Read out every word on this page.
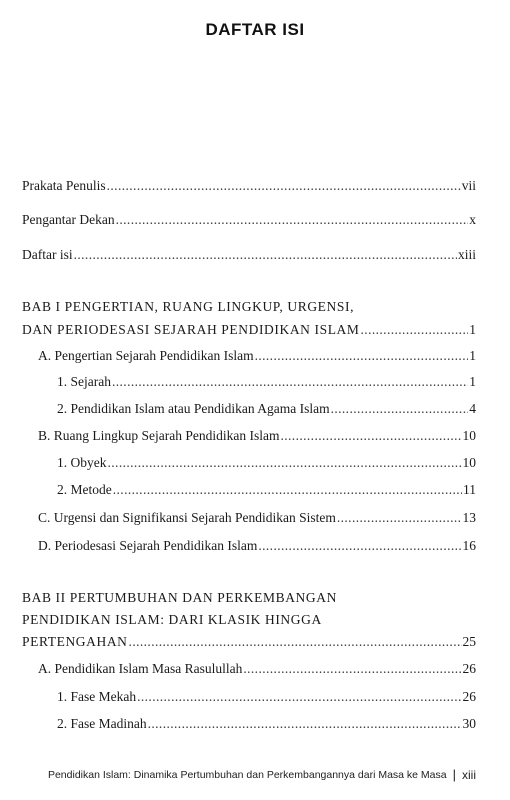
DAFTAR ISI
Prakata Penulis .....	vii
Pengantar Dekan .....	x
Daftar isi .....	xiii
BAB I PENGERTIAN, RUANG LINGKUP, URGENSI,
DAN PERIODESASI SEJARAH PENDIDIKAN ISLAM .....	1
A. Pengertian Sejarah Pendidikan Islam .....	1
1. Sejarah .....	1
2. Pendidikan Islam atau Pendidikan Agama Islam .....	4
B. Ruang Lingkup Sejarah Pendidikan Islam .....	10
1. Obyek .....	10
2. Metode .....	11
C. Urgensi dan Signifikansi Sejarah Pendidikan Sistem .....	13
D. Periodesasi Sejarah Pendidikan Islam .....	16
BAB II PERTUMBUHAN DAN PERKEMBANGAN
PENDIDIKAN ISLAM: DARI KLASIK HINGGA
PERTENGAHAN .....	25
A. Pendidikan Islam Masa Rasulullah .....	26
1. Fase Mekah .....	26
2. Fase Madinah .....	30
Pendidikan Islam: Dinamika Pertumbuhan dan Perkembangannya dari Masa ke Masa | xiii
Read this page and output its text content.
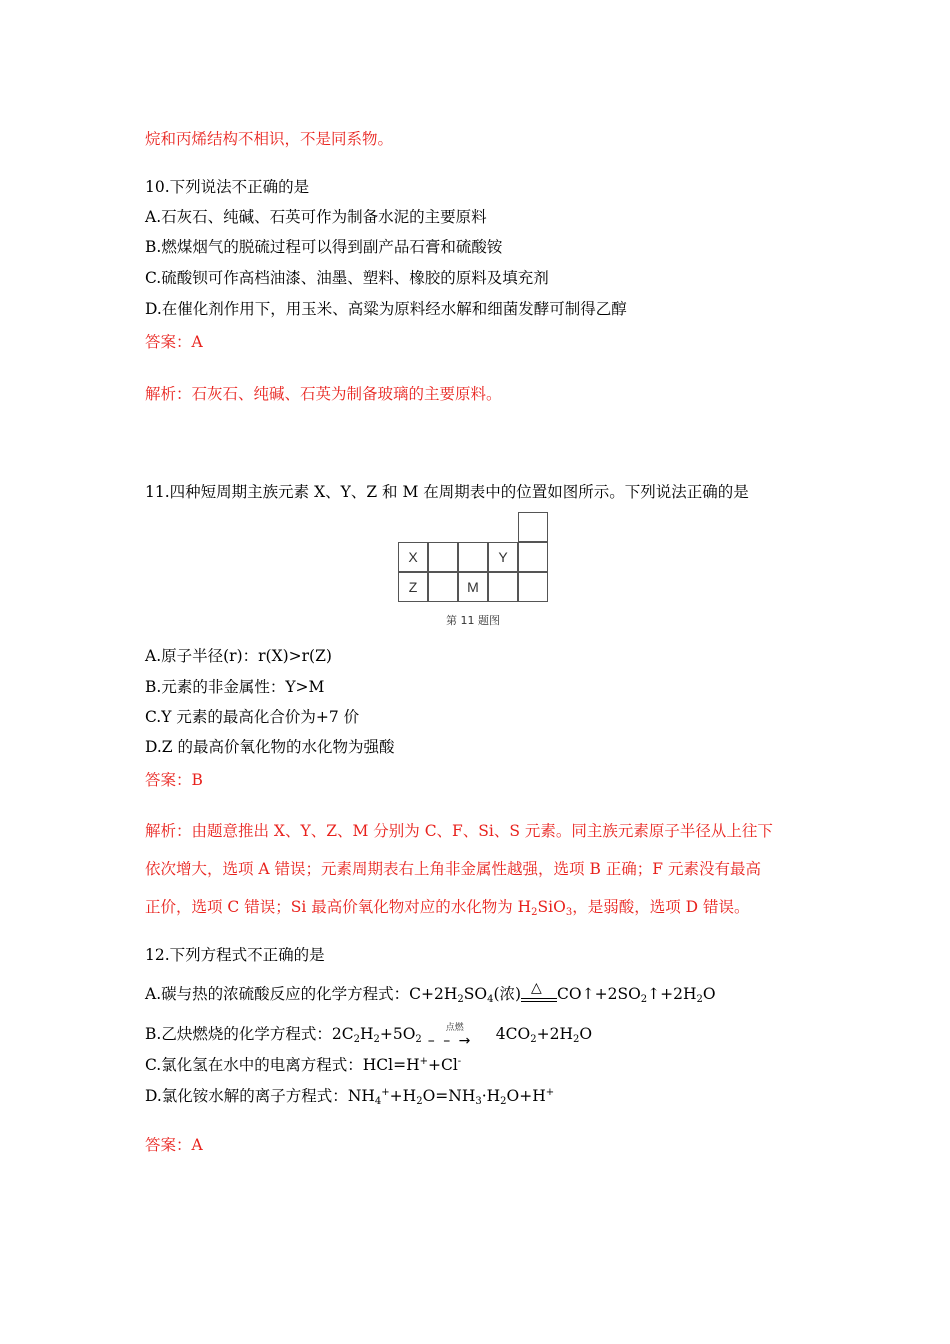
烷和丙烯结构不相识，不是同系物。
10.下列说法不正确的是
A.石灰石、纯碱、石英可作为制备水泥的主要原料
B.燃煤烟气的脱硫过程可以得到副产品石膏和硫酸铵
C.硫酸钡可作高档油漆、油墨、塑料、橡胶的原料及填充剂
D.在催化剂作用下，用玉米、高粱为原料经水解和细菌发酵可制得乙醇
答案：A
解析：石灰石、纯碱、石英为制备玻璃的主要原料。
11.四种短周期主族元素 X、Y、Z 和 M 在周期表中的位置如图所示。下列说法正确的是
X	Y
Z	M
第 11 题图
A.原子半径(r)：r(X)>r(Z)
B.元素的非金属性：Y>M
C.Y 元素的最高化合价为+7 价
D.Z 的最高价氧化物的水化物为强酸
答案：B
解析：由题意推出 X、Y、Z、M 分别为 C、F、Si、S 元素。同主族元素原子半径从上往下
依次增大，选项 A 错误；元素周期表右上角非金属性越强，选项 B 正确；F 元素没有最高
正价，选项 C 错误；Si 最高价氧化物对应的水化物为 $H_2SiO_3$，是弱酸，选项 D 错误。
12.下列方程式不正确的是
A.碳与热的浓硫酸反应的化学方程式：$C+2H_2SO_4$(浓) △ $CO↑+2SO_2↑+2H_2O$
B.乙炔燃烧的化学方程式：$2C_2H_2+5O_2$
点燃
– – → $4CO_2+2H_2O$
C.氯化氢在水中的电离方程式：HCl=H++Cl-
D.氯化铵水解的离子方程式：$NH_4^++H_2O=NH_3\cdot H_2O+H^+$
答案：A
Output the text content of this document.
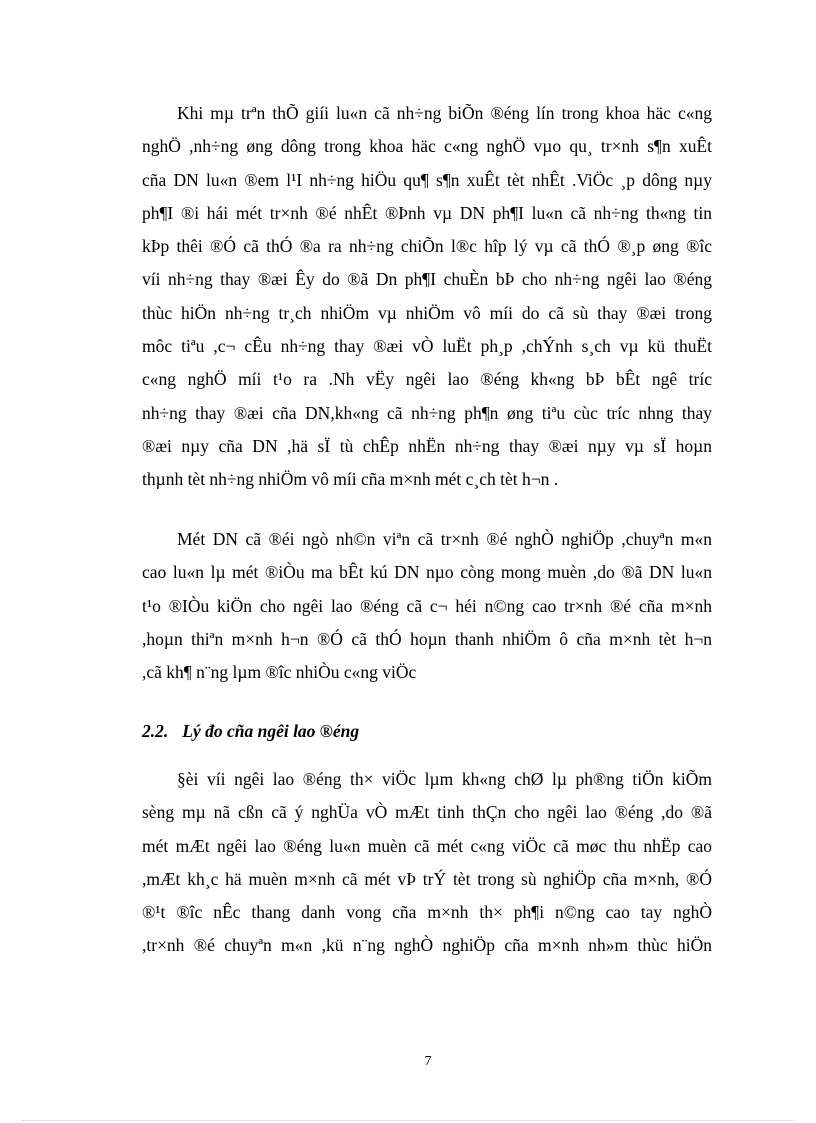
Khi mµ trªn thÕ giíi lu«n cã nh÷ng biÕn ®éng lín trong khoa häc c«ng
nghÖ ,nh÷ng øng dông trong khoa häc c«ng nghÖ vµo qu¸ tr×nh s¶n xuÊt
cña DN lu«n ®em l¹I nh÷ng hiÖu qu¶ s¶n xuÊt tèt nhÊt .ViÖc ¸p dông nµy
ph¶I ®i hái mét tr×nh ®é nhÊt ®Þnh vµ DN ph¶I lu«n cã nh÷ng th«ng tin
kÞp thêi ®Ó cã thÓ ®a ra nh÷ng chiÕn l®c hîp lý vµ cã thÓ ®¸p øng ®îc
víi nh÷ng thay ®æi Êy do ®ã Dn ph¶I chuÈn bÞ cho nh÷ng ngêi lao ®éng
thùc hiÖn nh÷ng tr¸ch nhiÖm vµ nhiÖm vô míi do cã sù thay ®æi trong
môc tiªu ,c¬ cÊu nh÷ng thay ®æi vÒ luËt ph¸p ,chÝnh s¸ch vµ kü thuËt
c«ng nghÖ míi t¹o ra .Nh vËy ngêi lao ®éng kh«ng bÞ bÊt ngê tríc
nh÷ng thay ®æi cña DN,kh«ng cã nh÷ng ph¶n øng tiªu cùc tríc nhng thay
®æi nµy cña DN ,hä sÏ tù chÊp nhËn nh÷ng thay ®æi nµy vµ sÏ hoµn
thµnh tèt nh÷ng nhiÖm vô míi cña m×nh mét c¸ch tèt h¬n .
Mét DN cã ®éi ngò nh©n viªn cã tr×nh ®é nghÒ nghiÖp ,chuyªn m«n
cao lu«n lµ mét ®iÒu ma bÊt kú DN nµo còng mong muèn ,do ®ã DN lu«n
t¹o ®IÒu kiÖn cho ngêi lao ®éng cã c¬ héi n©ng cao tr×nh ®é cña m×nh
,hoµn thiªn m×nh h¬n ®Ó cã thÓ hoµn thanh nhiÖm ô cña m×nh tèt h¬n
,cã kh¶ n¨ng lµm ®îc nhiÒu c«ng viÖc
2.2. Lý đo cña ngêi lao ®éng
§èi víi ngêi lao ®éng th× viÖc lµm kh«ng chØ lµ ph®ng tiÖn kiÕm
sèng mµ nã cßn cã ý nghÜa vÒ mÆt tinh thÇn cho ngêi lao ®éng ,do ®ã
mét mÆt ngêi lao ®éng lu«n muèn cã mét c«ng viÖc cã møc thu nhËp cao
,mÆt kh¸c hä muèn m×nh cã mét vÞ trÝ tèt trong sù nghiÖp cña m×nh, ®Ó
®¹t ®îc nÊc thang danh vong cña m×nh th× ph¶i n©ng cao tay nghÒ
,tr×nh ®é chuyªn m«n ,kü n¨ng nghÒ nghiÖp cña m×nh nh»m thùc hiÖn
7
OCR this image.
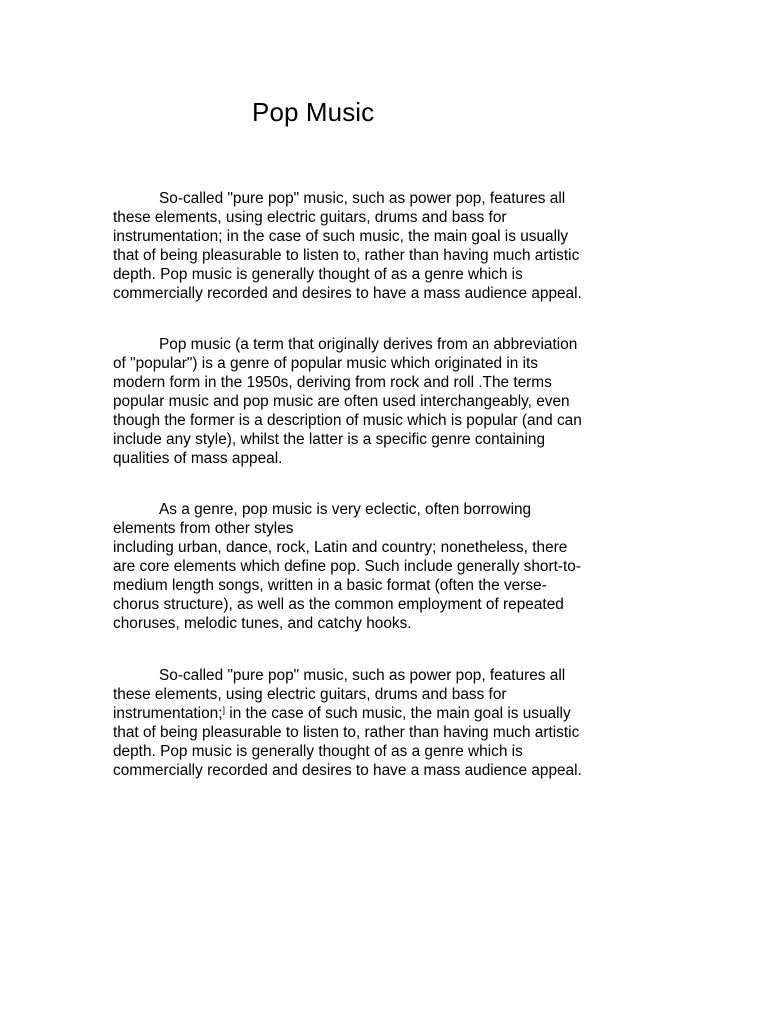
Pop Music
So-called "pure pop" music, such as power pop, features all
these elements, using electric guitars, drums and bass for
instrumentation; in the case of such music, the main goal is usually
that of being pleasurable to listen to, rather than having much artistic
depth. Pop music is generally thought of as a genre which is
commercially recorded and desires to have a mass audience appeal.
Pop music (a term that originally derives from an abbreviation
of "popular") is a genre of popular music which originated in its
modern form in the 1950s, deriving from rock and roll .The terms
popular music and pop music are often used interchangeably, even
though the former is a description of music which is popular (and can
include any style), whilst the latter is a specific genre containing
qualities of mass appeal.
As a genre, pop music is very eclectic, often borrowing
elements from other styles
including urban, dance, rock, Latin and country; nonetheless, there
are core elements which define pop. Such include generally short-to-
medium length songs, written in a basic format (often the verse-
chorus structure), as well as the common employment of repeated
choruses, melodic tunes, and catchy hooks.
So-called "pure pop" music, such as power pop, features all
these elements, using electric guitars, drums and bass for
instrumentation;] in the case of such music, the main goal is usually
that of being pleasurable to listen to, rather than having much artistic
depth. Pop music is generally thought of as a genre which is
commercially recorded and desires to have a mass audience appeal.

__EXERCISE INSTRUCTIONS__: Set down the material above as is, without any pictures.

__TASK ANSWER__:
Read out every word on this page.
DAFTAR ISI
Prakata Penulis .....	vii
Pengantar Dekan .....	x
Daftar isi .....	xiii
BAB I PENGERTIAN, RUANG LINGKUP, URGENSI,
DAN PERIODESASI SEJARAH PENDIDIKAN ISLAM .....	1
A. Pengertian Sejarah Pendidikan Islam .....	1
1. Sejarah .....	1
2. Pendidikan Islam atau Pendidikan Agama Islam .....	4
B. Ruang Lingkup Sejarah Pendidikan Islam .....	10
1. Obyek .....	10
2. Metode .....	11
C. Urgensi dan Signifikansi Sejarah Pendidikan Sistem .....	13
D. Periodesasi Sejarah Pendidikan Islam .....	16
BAB II PERTUMBUHAN DAN PERKEMBANGAN
PENDIDIKAN ISLAM: DARI KLASIK HINGGA
PERTENGAHAN .....	25
A. Pendidikan Islam Masa Rasulullah .....	26
1. Fase Mekah .....	26
2. Fase Madinah .....	30
Pendidikan Islam: Dinamika Pertumbuhan dan Perkembangannya dari Masa ke Masa | xiii
Read this page and output its text content.
烷和丙烯结构不相识，不是同系物。
10.下列说法不正确的是
A.石灰石、纯碱、石英可作为制备水泥的主要原料
B.燃煤烟气的脱硫过程可以得到副产品石膏和硫酸铵
C.硫酸钡可作高档油漆、油墨、塑料、橡胶的原料及填充剂
D.在催化剂作用下，用玉米、高粱为原料经水解和细菌发酵可制得乙醇
答案：A
解析：石灰石、纯碱、石英为制备玻璃的主要原料。
11.四种短周期主族元素 X、Y、Z 和 M 在周期表中的位置如图所示。下列说法正确的是
X	Y
Z	M
第 11 题图
A.原子半径(r)：r(X)>r(Z)
B.元素的非金属性：Y>M
C.Y 元素的最高化合价为+7 价
D.Z 的最高价氧化物的水化物为强酸
答案：B
解析：由题意推出 X、Y、Z、M 分别为 C、F、Si、S 元素。同主族元素原子半径从上往下
依次增大，选项 A 错误；元素周期表右上角非金属性越强，选项 B 正确；F 元素没有最高
正价，选项 C 错误；Si 最高价氧化物对应的水化物为 $H_2SiO_3$，是弱酸，选项 D 错误。
12.下列方程式不正确的是
A.碳与热的浓硫酸反应的化学方程式：$C+2H_2SO_4$(浓) △ $CO↑+2SO_2↑+2H_2O$
B.乙炔燃烧的化学方程式：$2C_2H_2+5O_2$
点燃
– – → $4CO_2+2H_2O$
C.氯化氢在水中的电离方程式：HCl=H++Cl-
D.氯化铵水解的离子方程式：$NH_4^++H_2O=NH_3\cdot H_2O+H^+$
答案：A
Output the text content of this document.
Khi mµ trªn thÕ giíi lu«n cã nh÷ng biÕn ®éng lín trong khoa häc c«ng
nghÖ ,nh÷ng øng dông trong khoa häc c«ng nghÖ vµo qu¸ tr×nh s¶n xuÊt
cña DN lu«n ®em l¹I nh÷ng hiÖu qu¶ s¶n xuÊt tèt nhÊt .ViÖc ¸p dông nµy
ph¶I ®i hái mét tr×nh ®é nhÊt ®Þnh vµ DN ph¶I lu«n cã nh÷ng th«ng tin
kÞp thêi ®Ó cã thÓ ®a ra nh÷ng chiÕn l®c hîp lý vµ cã thÓ ®¸p øng ®îc
víi nh÷ng thay ®æi Êy do ®ã Dn ph¶I chuÈn bÞ cho nh÷ng ngêi lao ®éng
thùc hiÖn nh÷ng tr¸ch nhiÖm vµ nhiÖm vô míi do cã sù thay ®æi trong
môc tiªu ,c¬ cÊu nh÷ng thay ®æi vÒ luËt ph¸p ,chÝnh s¸ch vµ kü thuËt
c«ng nghÖ míi t¹o ra .Nh vËy ngêi lao ®éng kh«ng bÞ bÊt ngê tríc
nh÷ng thay ®æi cña DN,kh«ng cã nh÷ng ph¶n øng tiªu cùc tríc nhng thay
®æi nµy cña DN ,hä sÏ tù chÊp nhËn nh÷ng thay ®æi nµy vµ sÏ hoµn
thµnh tèt nh÷ng nhiÖm vô míi cña m×nh mét c¸ch tèt h¬n .
Mét DN cã ®éi ngò nh©n viªn cã tr×nh ®é nghÒ nghiÖp ,chuyªn m«n
cao lu«n lµ mét ®iÒu ma bÊt kú DN nµo còng mong muèn ,do ®ã DN lu«n
t¹o ®IÒu kiÖn cho ngêi lao ®éng cã c¬ héi n©ng cao tr×nh ®é cña m×nh
,hoµn thiªn m×nh h¬n ®Ó cã thÓ hoµn thanh nhiÖm ô cña m×nh tèt h¬n
,cã kh¶ n¨ng lµm ®îc nhiÒu c«ng viÖc
2.2. Lý đo cña ngêi lao ®éng
§èi víi ngêi lao ®éng th× viÖc lµm kh«ng chØ lµ ph®ng tiÖn kiÕm
sèng mµ nã cßn cã ý nghÜa vÒ mÆt tinh thÇn cho ngêi lao ®éng ,do ®ã
mét mÆt ngêi lao ®éng lu«n muèn cã mét c«ng viÖc cã møc thu nhËp cao
,mÆt kh¸c hä muèn m×nh cã mét vÞ trÝ tèt trong sù nghiÖp cña m×nh, ®Ó
®¹t ®îc nÊc thang danh vong cña m×nh th× ph¶i n©ng cao tay nghÒ
,tr×nh ®é chuyªn m«n ,kü n¨ng nghÒ nghiÖp cña m×nh nh»m thùc hiÖn
7
OCR this image.
Pop Music
So-called "pure pop" music, such as power pop, features all
these elements, using electric guitars, drums and bass for
instrumentation; in the case of such music, the main goal is usually
that of being pleasurable to listen to, rather than having much artistic
depth. Pop music is generally thought of as a genre which is
commercially recorded and desires to have a mass audience appeal.
Pop music (a term that originally derives from an abbreviation
of "popular") is a genre of popular music which originated in its
modern form in the 1950s, deriving from rock and roll .The terms
popular music and pop music are often used interchangeably, even
though the former is a description of music which is popular (and can
include any style), whilst the latter is a specific genre containing
qualities of mass appeal.
As a genre, pop music is very eclectic, often borrowing
elements from other styles
including urban, dance, rock, Latin and country; nonetheless, there
are core elements which define pop. Such include generally short-to-
medium length songs, written in a basic format (often the verse-
chorus structure), as well as the common employment of repeated
choruses, melodic tunes, and catchy hooks.
So-called "pure pop" music, such as power pop, features all
these elements, using electric guitars, drums and bass for
instrumentation;] in the case of such music, the main goal is usually
that of being pleasurable to listen to, rather than having much artistic
depth. Pop music is generally thought of as a genre which is
commercially recorded and desires to have a mass audience appeal.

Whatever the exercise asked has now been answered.